## DESCRIPTION OF THE TASK:
Within the material below, find each line bearing the word "Retinol" and present it.

begin INPUT

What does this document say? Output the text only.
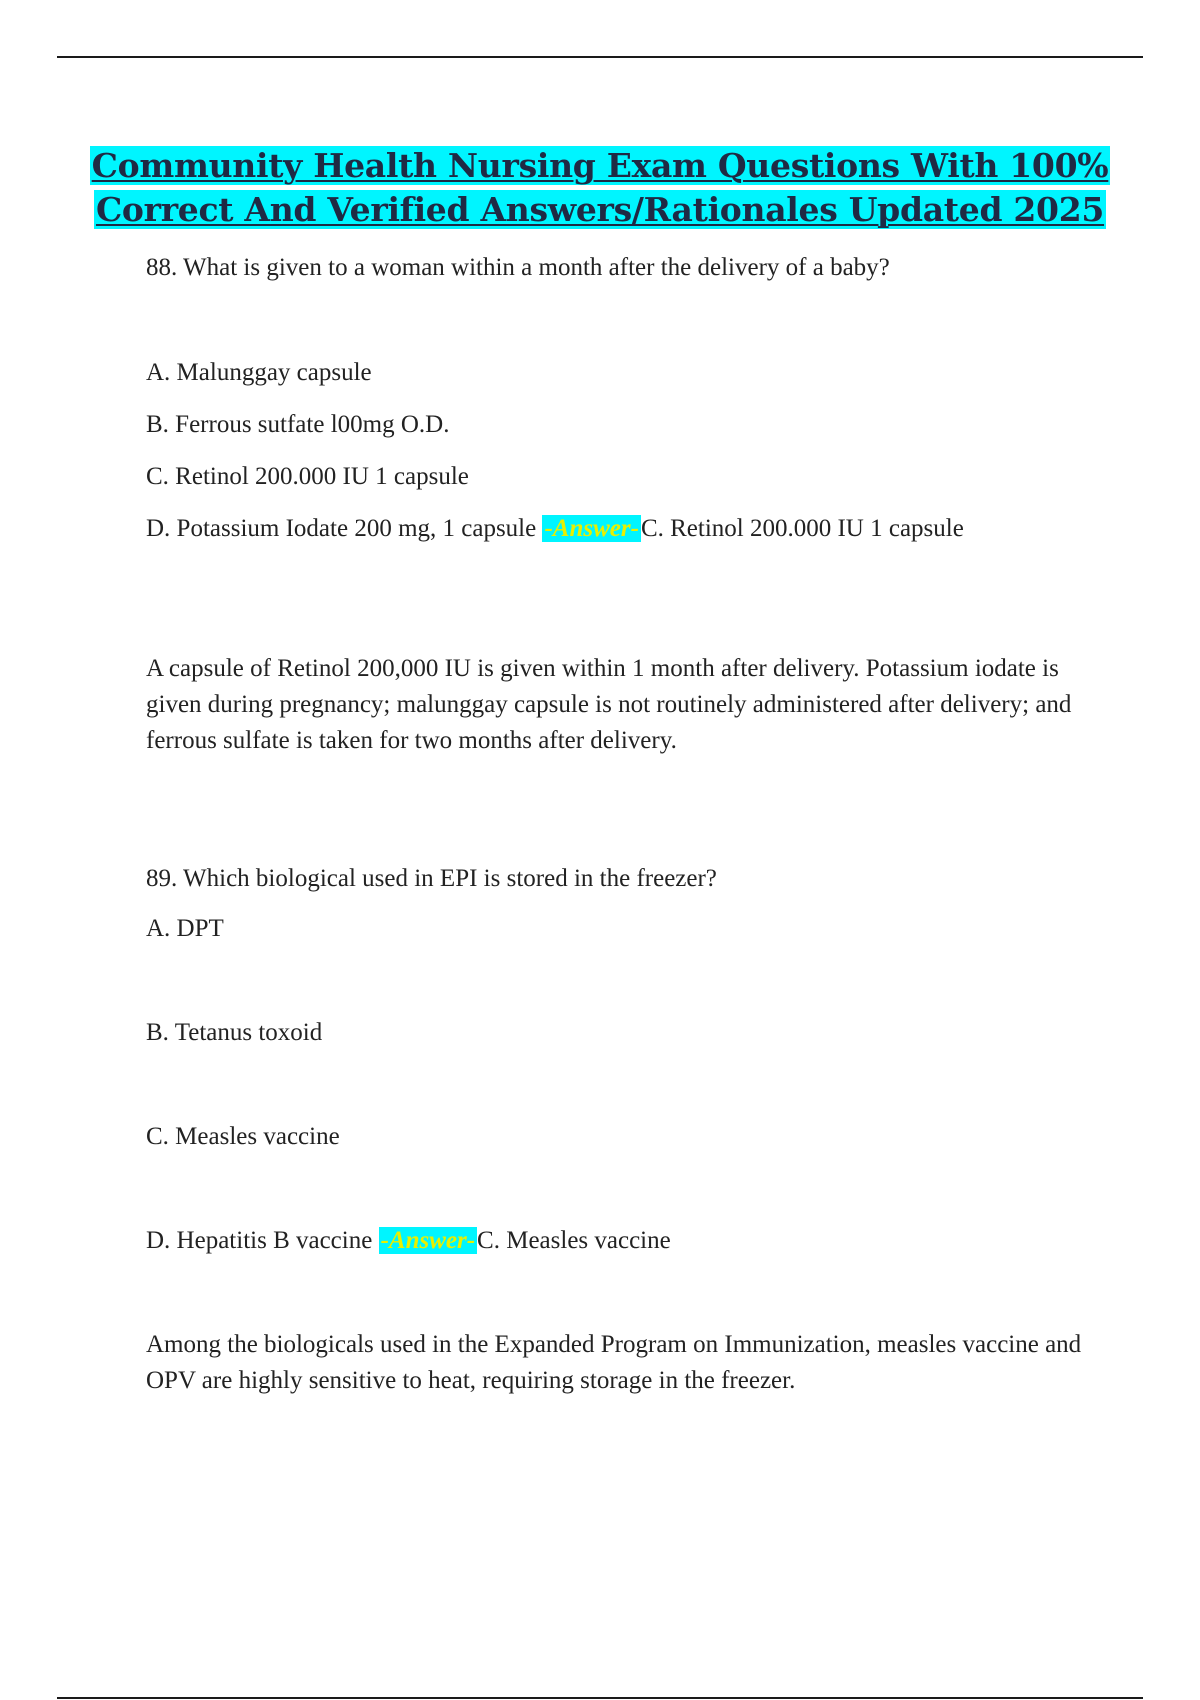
Community Health Nursing Exam Questions With 100%
Correct And Verified Answers/Rationales Updated 2025

88. What is given to a woman within a month after the delivery of a baby?

A. Malunggay capsule

B. Ferrous sutfate l00mg O.D.

C. Retinol 200.000 IU 1 capsule

D. Potassium Iodate 200 mg, 1 capsule -Answer-C. Retinol 200.000 IU 1 capsule

A capsule of Retinol 200,000 IU is given within 1 month after delivery. Potassium iodate is given during pregnancy; malunggay capsule is not routinely administered after delivery; and ferrous sulfate is taken for two months after delivery.

89. Which biological used in EPI is stored in the freezer?

A. DPT

B. Tetanus toxoid

C. Measles vaccine

D. Hepatitis B vaccine -Answer-C. Measles vaccine

Among the biologicals used in the Expanded Program on Immunization, measles vaccine and OPV are highly sensitive to heat, requiring storage in the freezer.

end INPUT

## EXPECTED ANSWER:
C. Retinol 200.000 IU 1 capsule
D. Potassium Iodate 200 mg, 1 capsule -Answer-C. Retinol 200.000 IU 1 capsule
A capsule of Retinol 200,000 IU is given within 1 month after delivery. Potassium iodate is given during pregnancy; malunggay capsule is not routinely administered after delivery; and ferrous sulfate is taken for two months after delivery.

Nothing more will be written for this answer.